## Do this:
Copy each line exactly.

## Data extract:
------------------------------------------------------------
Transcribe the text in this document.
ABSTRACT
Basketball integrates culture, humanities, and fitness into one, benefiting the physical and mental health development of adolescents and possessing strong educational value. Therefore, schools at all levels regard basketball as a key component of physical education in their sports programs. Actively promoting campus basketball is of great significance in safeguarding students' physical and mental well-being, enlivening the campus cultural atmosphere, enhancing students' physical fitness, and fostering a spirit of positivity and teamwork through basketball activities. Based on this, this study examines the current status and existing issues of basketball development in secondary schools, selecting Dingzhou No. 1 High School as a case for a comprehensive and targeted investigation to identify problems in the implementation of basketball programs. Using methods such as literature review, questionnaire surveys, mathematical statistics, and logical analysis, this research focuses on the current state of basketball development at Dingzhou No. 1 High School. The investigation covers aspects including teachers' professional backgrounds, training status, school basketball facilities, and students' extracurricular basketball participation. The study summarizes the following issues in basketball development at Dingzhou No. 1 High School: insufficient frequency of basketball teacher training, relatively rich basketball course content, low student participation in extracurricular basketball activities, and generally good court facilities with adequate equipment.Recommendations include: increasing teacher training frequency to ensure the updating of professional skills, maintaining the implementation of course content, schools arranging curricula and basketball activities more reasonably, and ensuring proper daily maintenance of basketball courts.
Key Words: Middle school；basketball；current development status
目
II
------------------------------------------------------------
## Solved problem:
Transcribe the text in this document.
ABSTRACT
Basketball integrates culture, humanities, and fitness into one, benefiting the physical and mental health development of adolescents and possessing strong educational value. Therefore, schools at all levels regard basketball as a key component of physical education in their sports programs. Actively promoting campus basketball is of great significance in safeguarding students' physical and mental well-being, enlivening the campus cultural atmosphere, enhancing students' physical fitness, and fostering a spirit of positivity and teamwork through basketball activities. Based on this, this study examines the current status and existing issues of basketball development in secondary schools, selecting Dingzhou No. 1 High School as a case for a comprehensive and targeted investigation to identify problems in the implementation of basketball programs. Using methods such as literature review, questionnaire surveys, mathematical statistics, and logical analysis, this research focuses on the current state of basketball development at Dingzhou No. 1 High School. The investigation covers aspects including teachers' professional backgrounds, training status, school basketball facilities, and students' extracurricular basketball participation. The study summarizes the following issues in basketball development at Dingzhou No. 1 High School: insufficient frequency of basketball teacher training, relatively rich basketball course content, low student participation in extracurricular basketball activities, and generally good court facilities with adequate equipment.Recommendations include: increasing teacher training frequency to ensure the updating of professional skills, maintaining the implementation of course content, schools arranging curricula and basketball activities more reasonably, and ensuring proper daily maintenance of basketball courts.
Key Words: Middle school；basketball；current development status
目
II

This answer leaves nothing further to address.